Look through the lines below and extract each one that contains "page".

- Supplied records -
* start *

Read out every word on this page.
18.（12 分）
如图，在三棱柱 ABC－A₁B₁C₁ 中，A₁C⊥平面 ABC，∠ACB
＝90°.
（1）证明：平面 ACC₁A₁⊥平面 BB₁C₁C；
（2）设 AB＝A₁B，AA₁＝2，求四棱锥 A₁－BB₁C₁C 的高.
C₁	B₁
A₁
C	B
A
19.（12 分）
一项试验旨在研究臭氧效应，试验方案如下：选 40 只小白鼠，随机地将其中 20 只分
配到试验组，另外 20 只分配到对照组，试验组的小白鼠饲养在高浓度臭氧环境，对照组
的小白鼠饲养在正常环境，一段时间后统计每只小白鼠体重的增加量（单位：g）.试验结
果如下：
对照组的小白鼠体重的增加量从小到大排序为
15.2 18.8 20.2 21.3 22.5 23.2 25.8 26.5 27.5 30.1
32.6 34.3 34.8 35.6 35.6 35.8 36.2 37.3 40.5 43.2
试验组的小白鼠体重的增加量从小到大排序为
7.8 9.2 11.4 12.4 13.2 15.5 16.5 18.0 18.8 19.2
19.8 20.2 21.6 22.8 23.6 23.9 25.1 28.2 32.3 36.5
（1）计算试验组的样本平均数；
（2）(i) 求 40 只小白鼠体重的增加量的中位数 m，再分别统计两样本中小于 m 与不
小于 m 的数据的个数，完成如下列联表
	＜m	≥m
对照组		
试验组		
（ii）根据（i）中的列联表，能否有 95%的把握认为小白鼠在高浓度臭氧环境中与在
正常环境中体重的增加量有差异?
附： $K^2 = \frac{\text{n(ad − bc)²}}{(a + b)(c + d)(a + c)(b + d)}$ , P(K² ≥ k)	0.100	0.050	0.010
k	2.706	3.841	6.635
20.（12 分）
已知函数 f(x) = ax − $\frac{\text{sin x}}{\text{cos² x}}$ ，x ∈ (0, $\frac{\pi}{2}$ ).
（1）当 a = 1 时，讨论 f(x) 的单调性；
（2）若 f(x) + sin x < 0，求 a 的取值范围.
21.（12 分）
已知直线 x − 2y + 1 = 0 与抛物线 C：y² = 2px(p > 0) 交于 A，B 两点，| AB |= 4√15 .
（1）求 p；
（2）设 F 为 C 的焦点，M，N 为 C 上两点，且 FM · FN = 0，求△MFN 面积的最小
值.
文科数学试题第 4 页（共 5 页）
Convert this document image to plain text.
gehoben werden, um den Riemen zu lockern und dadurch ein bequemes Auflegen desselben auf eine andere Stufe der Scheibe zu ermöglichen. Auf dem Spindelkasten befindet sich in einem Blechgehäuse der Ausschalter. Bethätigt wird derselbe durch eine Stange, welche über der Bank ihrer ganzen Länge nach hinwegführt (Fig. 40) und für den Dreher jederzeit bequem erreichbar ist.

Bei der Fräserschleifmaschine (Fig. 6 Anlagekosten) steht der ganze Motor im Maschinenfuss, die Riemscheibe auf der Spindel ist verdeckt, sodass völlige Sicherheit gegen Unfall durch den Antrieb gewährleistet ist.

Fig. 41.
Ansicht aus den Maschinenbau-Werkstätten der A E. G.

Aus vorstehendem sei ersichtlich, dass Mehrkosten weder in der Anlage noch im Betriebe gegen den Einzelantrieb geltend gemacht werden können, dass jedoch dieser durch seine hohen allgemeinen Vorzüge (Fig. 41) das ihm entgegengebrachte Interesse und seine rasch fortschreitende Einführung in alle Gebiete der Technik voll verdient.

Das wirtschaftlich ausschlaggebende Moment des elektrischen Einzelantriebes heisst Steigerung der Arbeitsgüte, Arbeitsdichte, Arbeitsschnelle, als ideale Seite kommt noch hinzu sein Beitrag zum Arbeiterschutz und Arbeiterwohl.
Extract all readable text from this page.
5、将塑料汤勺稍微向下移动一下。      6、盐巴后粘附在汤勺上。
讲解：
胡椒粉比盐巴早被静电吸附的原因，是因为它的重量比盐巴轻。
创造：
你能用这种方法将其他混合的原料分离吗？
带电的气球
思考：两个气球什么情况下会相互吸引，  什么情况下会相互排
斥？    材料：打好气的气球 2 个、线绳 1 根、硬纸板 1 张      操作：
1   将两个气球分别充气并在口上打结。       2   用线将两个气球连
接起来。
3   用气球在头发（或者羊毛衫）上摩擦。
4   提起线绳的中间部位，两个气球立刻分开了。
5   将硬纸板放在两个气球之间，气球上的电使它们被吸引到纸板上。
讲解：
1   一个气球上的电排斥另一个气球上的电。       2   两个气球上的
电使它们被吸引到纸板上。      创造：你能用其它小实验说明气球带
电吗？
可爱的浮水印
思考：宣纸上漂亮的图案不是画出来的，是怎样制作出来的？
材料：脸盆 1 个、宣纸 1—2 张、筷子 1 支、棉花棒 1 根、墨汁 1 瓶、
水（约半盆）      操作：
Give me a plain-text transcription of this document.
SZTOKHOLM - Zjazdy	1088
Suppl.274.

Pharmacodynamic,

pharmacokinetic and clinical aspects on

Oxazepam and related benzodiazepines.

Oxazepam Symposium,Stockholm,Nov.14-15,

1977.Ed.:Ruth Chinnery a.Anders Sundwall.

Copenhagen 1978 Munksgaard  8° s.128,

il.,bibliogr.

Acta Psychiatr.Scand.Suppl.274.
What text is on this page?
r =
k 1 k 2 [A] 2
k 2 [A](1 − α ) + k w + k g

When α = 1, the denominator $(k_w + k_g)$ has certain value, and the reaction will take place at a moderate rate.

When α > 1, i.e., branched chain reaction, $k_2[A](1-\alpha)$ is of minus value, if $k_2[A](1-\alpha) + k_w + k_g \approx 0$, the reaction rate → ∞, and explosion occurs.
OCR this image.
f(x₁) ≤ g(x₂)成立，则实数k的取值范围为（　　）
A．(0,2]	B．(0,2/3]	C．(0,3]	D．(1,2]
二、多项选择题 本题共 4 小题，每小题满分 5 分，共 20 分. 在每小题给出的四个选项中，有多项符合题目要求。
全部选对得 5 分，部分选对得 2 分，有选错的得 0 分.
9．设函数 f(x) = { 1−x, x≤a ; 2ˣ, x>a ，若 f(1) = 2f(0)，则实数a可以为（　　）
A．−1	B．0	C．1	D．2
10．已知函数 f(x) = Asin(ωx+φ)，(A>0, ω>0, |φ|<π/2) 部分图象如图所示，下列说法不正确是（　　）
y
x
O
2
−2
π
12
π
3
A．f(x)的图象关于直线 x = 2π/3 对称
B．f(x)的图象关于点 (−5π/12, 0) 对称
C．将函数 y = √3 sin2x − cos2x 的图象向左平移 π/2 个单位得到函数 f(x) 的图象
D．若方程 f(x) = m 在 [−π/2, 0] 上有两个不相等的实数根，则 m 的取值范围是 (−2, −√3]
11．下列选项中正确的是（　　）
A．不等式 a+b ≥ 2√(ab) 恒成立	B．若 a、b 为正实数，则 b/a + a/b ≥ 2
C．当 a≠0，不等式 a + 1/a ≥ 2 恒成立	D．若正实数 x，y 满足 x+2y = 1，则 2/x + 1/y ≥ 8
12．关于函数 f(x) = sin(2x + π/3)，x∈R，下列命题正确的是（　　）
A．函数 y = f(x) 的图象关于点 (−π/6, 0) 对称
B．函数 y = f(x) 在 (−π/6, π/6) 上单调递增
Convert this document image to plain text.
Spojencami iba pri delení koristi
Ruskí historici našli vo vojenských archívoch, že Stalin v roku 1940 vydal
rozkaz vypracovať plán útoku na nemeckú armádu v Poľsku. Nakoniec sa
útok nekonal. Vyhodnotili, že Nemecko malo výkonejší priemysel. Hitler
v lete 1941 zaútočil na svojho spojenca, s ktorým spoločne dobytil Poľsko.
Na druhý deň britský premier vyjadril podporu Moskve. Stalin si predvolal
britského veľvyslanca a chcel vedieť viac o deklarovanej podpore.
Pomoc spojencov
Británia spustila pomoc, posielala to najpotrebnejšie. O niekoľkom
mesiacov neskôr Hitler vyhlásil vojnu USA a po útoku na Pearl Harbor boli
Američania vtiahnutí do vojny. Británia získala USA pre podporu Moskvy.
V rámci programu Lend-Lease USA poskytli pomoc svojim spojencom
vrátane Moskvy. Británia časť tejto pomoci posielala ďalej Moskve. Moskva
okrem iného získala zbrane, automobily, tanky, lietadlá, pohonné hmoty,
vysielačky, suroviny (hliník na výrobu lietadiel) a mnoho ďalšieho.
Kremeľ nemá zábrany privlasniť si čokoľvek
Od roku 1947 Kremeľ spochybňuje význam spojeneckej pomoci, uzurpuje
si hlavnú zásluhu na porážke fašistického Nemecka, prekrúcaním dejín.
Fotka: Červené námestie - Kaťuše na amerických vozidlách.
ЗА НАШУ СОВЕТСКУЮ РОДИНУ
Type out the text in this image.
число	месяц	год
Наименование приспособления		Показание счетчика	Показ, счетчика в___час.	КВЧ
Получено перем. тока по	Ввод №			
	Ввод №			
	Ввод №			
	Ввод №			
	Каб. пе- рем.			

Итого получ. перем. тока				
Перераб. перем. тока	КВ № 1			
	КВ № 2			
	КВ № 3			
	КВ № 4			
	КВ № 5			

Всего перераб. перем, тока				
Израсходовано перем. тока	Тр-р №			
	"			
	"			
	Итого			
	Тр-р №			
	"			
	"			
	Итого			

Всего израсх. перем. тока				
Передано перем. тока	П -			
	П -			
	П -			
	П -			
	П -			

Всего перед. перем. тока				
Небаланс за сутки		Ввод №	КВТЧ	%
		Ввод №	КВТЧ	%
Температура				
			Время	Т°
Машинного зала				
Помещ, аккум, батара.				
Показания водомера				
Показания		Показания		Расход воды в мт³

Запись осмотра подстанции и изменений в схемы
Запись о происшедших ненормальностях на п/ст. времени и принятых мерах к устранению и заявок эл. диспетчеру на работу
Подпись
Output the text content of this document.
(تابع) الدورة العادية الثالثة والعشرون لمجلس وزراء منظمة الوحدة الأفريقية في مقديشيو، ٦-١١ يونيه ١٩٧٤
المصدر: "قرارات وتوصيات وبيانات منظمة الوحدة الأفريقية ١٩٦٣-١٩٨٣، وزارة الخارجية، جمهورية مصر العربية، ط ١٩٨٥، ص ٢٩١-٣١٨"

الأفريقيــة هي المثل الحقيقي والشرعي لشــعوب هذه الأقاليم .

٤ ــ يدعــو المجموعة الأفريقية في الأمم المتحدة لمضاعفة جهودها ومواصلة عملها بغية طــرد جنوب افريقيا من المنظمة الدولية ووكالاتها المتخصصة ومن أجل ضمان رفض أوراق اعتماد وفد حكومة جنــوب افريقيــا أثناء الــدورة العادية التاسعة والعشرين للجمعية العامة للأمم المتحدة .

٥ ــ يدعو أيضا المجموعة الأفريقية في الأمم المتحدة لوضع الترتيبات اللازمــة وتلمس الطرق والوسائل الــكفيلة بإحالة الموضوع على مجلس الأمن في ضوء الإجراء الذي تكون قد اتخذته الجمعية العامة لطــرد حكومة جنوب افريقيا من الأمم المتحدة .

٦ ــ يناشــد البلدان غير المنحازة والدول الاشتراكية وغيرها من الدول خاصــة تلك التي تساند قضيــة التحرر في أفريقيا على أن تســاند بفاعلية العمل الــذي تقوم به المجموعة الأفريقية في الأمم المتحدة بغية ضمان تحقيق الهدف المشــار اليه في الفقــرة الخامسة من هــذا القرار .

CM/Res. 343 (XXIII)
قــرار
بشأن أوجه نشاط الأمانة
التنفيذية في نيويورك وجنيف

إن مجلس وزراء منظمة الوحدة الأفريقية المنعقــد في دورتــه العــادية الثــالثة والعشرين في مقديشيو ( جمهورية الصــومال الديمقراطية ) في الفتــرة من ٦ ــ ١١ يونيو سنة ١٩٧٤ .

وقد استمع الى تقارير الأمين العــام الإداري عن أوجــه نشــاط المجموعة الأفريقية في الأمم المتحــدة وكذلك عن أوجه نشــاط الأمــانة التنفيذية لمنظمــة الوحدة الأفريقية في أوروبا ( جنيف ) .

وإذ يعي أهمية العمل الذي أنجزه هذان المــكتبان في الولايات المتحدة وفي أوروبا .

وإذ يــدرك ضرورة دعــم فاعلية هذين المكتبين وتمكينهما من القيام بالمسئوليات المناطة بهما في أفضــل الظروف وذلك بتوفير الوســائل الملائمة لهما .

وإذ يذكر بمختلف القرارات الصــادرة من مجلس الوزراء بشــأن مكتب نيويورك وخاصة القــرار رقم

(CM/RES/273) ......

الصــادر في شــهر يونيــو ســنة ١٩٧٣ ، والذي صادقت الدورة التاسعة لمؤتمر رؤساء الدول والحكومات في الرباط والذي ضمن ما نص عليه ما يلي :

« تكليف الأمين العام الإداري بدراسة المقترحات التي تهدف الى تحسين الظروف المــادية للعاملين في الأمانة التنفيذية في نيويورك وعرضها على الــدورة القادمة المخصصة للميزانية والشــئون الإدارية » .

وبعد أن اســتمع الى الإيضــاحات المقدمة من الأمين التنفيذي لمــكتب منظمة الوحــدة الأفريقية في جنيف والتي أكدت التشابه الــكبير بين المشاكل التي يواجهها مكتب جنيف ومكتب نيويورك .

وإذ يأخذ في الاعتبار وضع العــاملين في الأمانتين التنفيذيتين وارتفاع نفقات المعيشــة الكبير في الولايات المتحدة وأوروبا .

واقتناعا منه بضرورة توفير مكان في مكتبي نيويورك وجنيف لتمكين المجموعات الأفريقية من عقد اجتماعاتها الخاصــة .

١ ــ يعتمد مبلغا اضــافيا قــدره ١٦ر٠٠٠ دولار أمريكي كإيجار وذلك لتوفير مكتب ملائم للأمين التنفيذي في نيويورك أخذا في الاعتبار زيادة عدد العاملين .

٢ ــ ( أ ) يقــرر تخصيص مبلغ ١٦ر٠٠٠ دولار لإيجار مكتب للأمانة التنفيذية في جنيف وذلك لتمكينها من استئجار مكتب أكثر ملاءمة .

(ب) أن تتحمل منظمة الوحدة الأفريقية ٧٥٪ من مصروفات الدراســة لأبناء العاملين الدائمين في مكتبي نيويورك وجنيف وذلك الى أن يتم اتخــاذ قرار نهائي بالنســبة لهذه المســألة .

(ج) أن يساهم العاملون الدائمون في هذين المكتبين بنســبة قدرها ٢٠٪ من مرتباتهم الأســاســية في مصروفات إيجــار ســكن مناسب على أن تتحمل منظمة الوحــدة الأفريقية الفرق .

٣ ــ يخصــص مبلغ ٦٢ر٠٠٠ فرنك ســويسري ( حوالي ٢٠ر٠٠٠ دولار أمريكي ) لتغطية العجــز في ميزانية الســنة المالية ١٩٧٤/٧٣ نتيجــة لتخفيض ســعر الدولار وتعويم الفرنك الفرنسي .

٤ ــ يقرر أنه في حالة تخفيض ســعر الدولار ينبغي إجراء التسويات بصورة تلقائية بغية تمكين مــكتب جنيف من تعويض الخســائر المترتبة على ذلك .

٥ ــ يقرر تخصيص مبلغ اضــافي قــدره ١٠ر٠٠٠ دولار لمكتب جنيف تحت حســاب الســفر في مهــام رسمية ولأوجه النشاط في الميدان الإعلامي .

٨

* end *

- Solution for this problem -
Read out every word on this page.
Extract all readable text from this page.
What text is on this page?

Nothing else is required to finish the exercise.